**Task statement**
Copy all the entries below exactly, but not the pictures.

BEGIN Data extract

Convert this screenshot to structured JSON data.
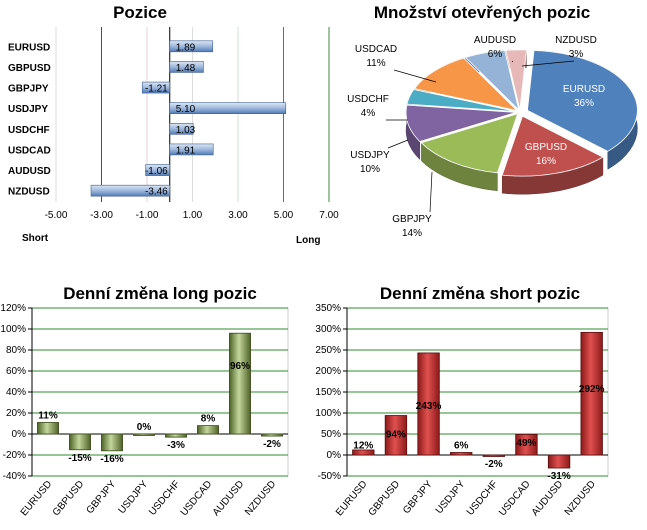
{
  "chart_data": [
    {
      "type": "bar",
      "orientation": "horizontal",
      "title": "Pozice",
      "categories": [
        "EURUSD",
        "GBPUSD",
        "GBPJPY",
        "USDJPY",
        "USDCHF",
        "USDCAD",
        "AUDUSD",
        "NZDUSD"
      ],
      "values": [
        1.89,
        1.48,
        -1.21,
        5.1,
        1.03,
        1.91,
        -1.06,
        -3.46
      ],
      "value_labels": [
        "1.89",
        "1.48",
        "-1.21",
        "5.10",
        "1.03",
        "1.91",
        "-1.06",
        "-3.46"
      ],
      "xlim": [
        -5,
        7
      ],
      "xticks": [
        -5,
        -3,
        -1,
        1,
        3,
        5,
        7
      ],
      "xtick_labels": [
        "-5.00",
        "-3.00",
        "-1.00",
        "1.00",
        "3.00",
        "5.00",
        "7.00"
      ],
      "left_label": "Short",
      "right_label": "Long",
      "colors": {
        "bar": "#4f7ab5",
        "bar_light": "#dbe6f4",
        "short_line": "#a03030",
        "long_line": "#3c8c3c"
      }
    },
    {
      "type": "pie",
      "title": "Množství otevřených pozic",
      "slices": [
        {
          "name": "EURUSD",
          "value": 36,
          "label": "36%",
          "color": "#4f81bd"
        },
        {
          "name": "GBPUSD",
          "value": 16,
          "label": "16%",
          "color": "#c0504d"
        },
        {
          "name": "GBPJPY",
          "value": 14,
          "label": "14%",
          "color": "#9bbb59"
        },
        {
          "name": "USDJPY",
          "value": 10,
          "label": "10%",
          "color": "#8064a2"
        },
        {
          "name": "USDCHF",
          "value": 4,
          "label": "4%",
          "color": "#4bacc6"
        },
        {
          "name": "USDCAD",
          "value": 11,
          "label": "11%",
          "color": "#f79646"
        },
        {
          "name": "AUDUSD",
          "value": 6,
          "label": "6%",
          "color": "#95b3d7"
        },
        {
          "name": "NZDUSD",
          "value": 3,
          "label": "3%",
          "color": "#e6b9b8"
        }
      ]
    },
    {
      "type": "bar",
      "title": "Denní změna long pozic",
      "categories": [
        "EURUSD",
        "GBPUSD",
        "GBPJPY",
        "USDJPY",
        "USDCHF",
        "USDCAD",
        "AUDUSD",
        "NZDUSD"
      ],
      "values": [
        11,
        -15,
        -16,
        0,
        -3,
        8,
        96,
        -2
      ],
      "value_labels": [
        "11%",
        "-15%",
        "-16%",
        "0%",
        "-3%",
        "8%",
        "96%",
        "-2%"
      ],
      "ylim": [
        -40,
        120
      ],
      "yticks": [
        -40,
        -20,
        0,
        20,
        40,
        60,
        80,
        100,
        120
      ],
      "ytick_labels": [
        "-40%",
        "-20%",
        "0%",
        "20%",
        "40%",
        "60%",
        "80%",
        "100%",
        "120%"
      ],
      "grid": true,
      "color": "#77933c"
    },
    {
      "type": "bar",
      "title": "Denní změna short pozic",
      "categories": [
        "EURUSD",
        "GBPUSD",
        "GBPJPY",
        "USDJPY",
        "USDCHF",
        "USDCAD",
        "AUDUSD",
        "NZDUSD"
      ],
      "values": [
        12,
        94,
        243,
        6,
        -2,
        49,
        -31,
        292
      ],
      "value_labels": [
        "12%",
        "94%",
        "243%",
        "6%",
        "-2%",
        "49%",
        "-31%",
        "292%"
      ],
      "ylim": [
        -50,
        350
      ],
      "yticks": [
        -50,
        0,
        50,
        100,
        150,
        200,
        250,
        300,
        350
      ],
      "ytick_labels": [
        "-50%",
        "0%",
        "50%",
        "100%",
        "150%",
        "200%",
        "250%",
        "300%",
        "350%"
      ],
      "grid": true,
      "color": "#c0392b"
    }
  ]
}
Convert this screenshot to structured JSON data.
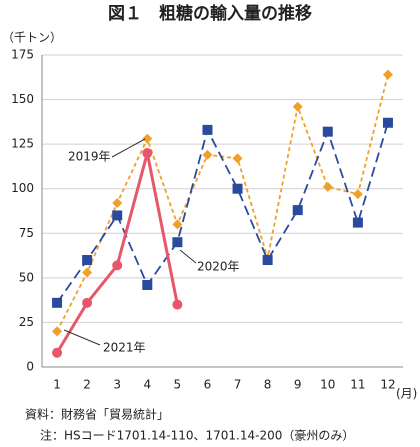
{
  "chart_data": {
    "type": "line",
    "title": "図１　粗糖の輸入量の推移",
    "y_unit": "（千トン）",
    "x_unit": "(月)",
    "categories": [
      "1",
      "2",
      "3",
      "4",
      "5",
      "6",
      "7",
      "8",
      "9",
      "10",
      "11",
      "12"
    ],
    "series": [
      {
        "name": "2019年",
        "color": "#f0a028",
        "marker": "diamond",
        "dash": "4,3",
        "values": [
          20,
          53,
          92,
          128,
          80,
          119,
          117,
          61,
          146,
          101,
          97,
          164
        ]
      },
      {
        "name": "2020年",
        "color": "#2a4a9e",
        "marker": "square",
        "dash": "10,5",
        "values": [
          36,
          60,
          85,
          46,
          70,
          133,
          100,
          60,
          88,
          132,
          81,
          137
        ]
      },
      {
        "name": "2021年",
        "color": "#e8566a",
        "marker": "circle",
        "dash": "",
        "values": [
          8,
          36,
          57,
          120,
          35,
          null,
          null,
          null,
          null,
          null,
          null,
          null
        ]
      }
    ],
    "ylim": [
      0,
      175
    ],
    "yticks": [
      0,
      25,
      50,
      75,
      100,
      125,
      150,
      175
    ],
    "grid": true,
    "notes": [
      "資料：財務省「貿易統計」",
      "注：HSコード1701.14-110、1701.14-200（豪州のみ）"
    ]
  }
}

END Data extract

**Completed exercise**
Convert this screenshot to structured JSON data.
{
  "chart_data": [
    {
      "type": "bar",
      "orientation": "horizontal",
      "title": "Pozice",
      "categories": [
        "EURUSD",
        "GBPUSD",
        "GBPJPY",
        "USDJPY",
        "USDCHF",
        "USDCAD",
        "AUDUSD",
        "NZDUSD"
      ],
      "values": [
        1.89,
        1.48,
        -1.21,
        5.1,
        1.03,
        1.91,
        -1.06,
        -3.46
      ],
      "value_labels": [
        "1.89",
        "1.48",
        "-1.21",
        "5.10",
        "1.03",
        "1.91",
        "-1.06",
        "-3.46"
      ],
      "xlim": [
        -5,
        7
      ],
      "xticks": [
        -5,
        -3,
        -1,
        1,
        3,
        5,
        7
      ],
      "xtick_labels": [
        "-5.00",
        "-3.00",
        "-1.00",
        "1.00",
        "3.00",
        "5.00",
        "7.00"
      ],
      "left_label": "Short",
      "right_label": "Long",
      "colors": {
        "bar": "#4f7ab5",
        "bar_light": "#dbe6f4",
        "short_line": "#a03030",
        "long_line": "#3c8c3c"
      }
    },
    {
      "type": "pie",
      "title": "Množství otevřených pozic",
      "slices": [
        {
          "name": "EURUSD",
          "value": 36,
          "label": "36%",
          "color": "#4f81bd"
        },
        {
          "name": "GBPUSD",
          "value": 16,
          "label": "16%",
          "color": "#c0504d"
        },
        {
          "name": "GBPJPY",
          "value": 14,
          "label": "14%",
          "color": "#9bbb59"
        },
        {
          "name": "USDJPY",
          "value": 10,
          "label": "10%",
          "color": "#8064a2"
        },
        {
          "name": "USDCHF",
          "value": 4,
          "label": "4%",
          "color": "#4bacc6"
        },
        {
          "name": "USDCAD",
          "value": 11,
          "label": "11%",
          "color": "#f79646"
        },
        {
          "name": "AUDUSD",
          "value": 6,
          "label": "6%",
          "color": "#95b3d7"
        },
        {
          "name": "NZDUSD",
          "value": 3,
          "label": "3%",
          "color": "#e6b9b8"
        }
      ]
    },
    {
      "type": "bar",
      "title": "Denní změna long pozic",
      "categories": [
        "EURUSD",
        "GBPUSD",
        "GBPJPY",
        "USDJPY",
        "USDCHF",
        "USDCAD",
        "AUDUSD",
        "NZDUSD"
      ],
      "values": [
        11,
        -15,
        -16,
        0,
        -3,
        8,
        96,
        -2
      ],
      "value_labels": [
        "11%",
        "-15%",
        "-16%",
        "0%",
        "-3%",
        "8%",
        "96%",
        "-2%"
      ],
      "ylim": [
        -40,
        120
      ],
      "yticks": [
        -40,
        -20,
        0,
        20,
        40,
        60,
        80,
        100,
        120
      ],
      "ytick_labels": [
        "-40%",
        "-20%",
        "0%",
        "20%",
        "40%",
        "60%",
        "80%",
        "100%",
        "120%"
      ],
      "grid": true,
      "color": "#77933c"
    },
    {
      "type": "bar",
      "title": "Denní změna short pozic",
      "categories": [
        "EURUSD",
        "GBPUSD",
        "GBPJPY",
        "USDJPY",
        "USDCHF",
        "USDCAD",
        "AUDUSD",
        "NZDUSD"
      ],
      "values": [
        12,
        94,
        243,
        6,
        -2,
        49,
        -31,
        292
      ],
      "value_labels": [
        "12%",
        "94%",
        "243%",
        "6%",
        "-2%",
        "49%",
        "-31%",
        "292%"
      ],
      "ylim": [
        -50,
        350
      ],
      "yticks": [
        -50,
        0,
        50,
        100,
        150,
        200,
        250,
        300,
        350
      ],
      "ytick_labels": [
        "-50%",
        "0%",
        "50%",
        "100%",
        "150%",
        "200%",
        "250%",
        "300%",
        "350%"
      ],
      "grid": true,
      "color": "#c0392b"
    }
  ]
}
Convert this screenshot to structured JSON data.
{
  "chart_data": {
    "type": "line",
    "title": "図１　粗糖の輸入量の推移",
    "y_unit": "（千トン）",
    "x_unit": "(月)",
    "categories": [
      "1",
      "2",
      "3",
      "4",
      "5",
      "6",
      "7",
      "8",
      "9",
      "10",
      "11",
      "12"
    ],
    "series": [
      {
        "name": "2019年",
        "color": "#f0a028",
        "marker": "diamond",
        "dash": "4,3",
        "values": [
          20,
          53,
          92,
          128,
          80,
          119,
          117,
          61,
          146,
          101,
          97,
          164
        ]
      },
      {
        "name": "2020年",
        "color": "#2a4a9e",
        "marker": "square",
        "dash": "10,5",
        "values": [
          36,
          60,
          85,
          46,
          70,
          133,
          100,
          60,
          88,
          132,
          81,
          137
        ]
      },
      {
        "name": "2021年",
        "color": "#e8566a",
        "marker": "circle",
        "dash": "",
        "values": [
          8,
          36,
          57,
          120,
          35,
          null,
          null,
          null,
          null,
          null,
          null,
          null
        ]
      }
    ],
    "ylim": [
      0,
      175
    ],
    "yticks": [
      0,
      25,
      50,
      75,
      100,
      125,
      150,
      175
    ],
    "grid": true,
    "notes": [
      "資料：財務省「貿易統計」",
      "注：HSコード1701.14-110、1701.14-200（豪州のみ）"
    ]
  }
}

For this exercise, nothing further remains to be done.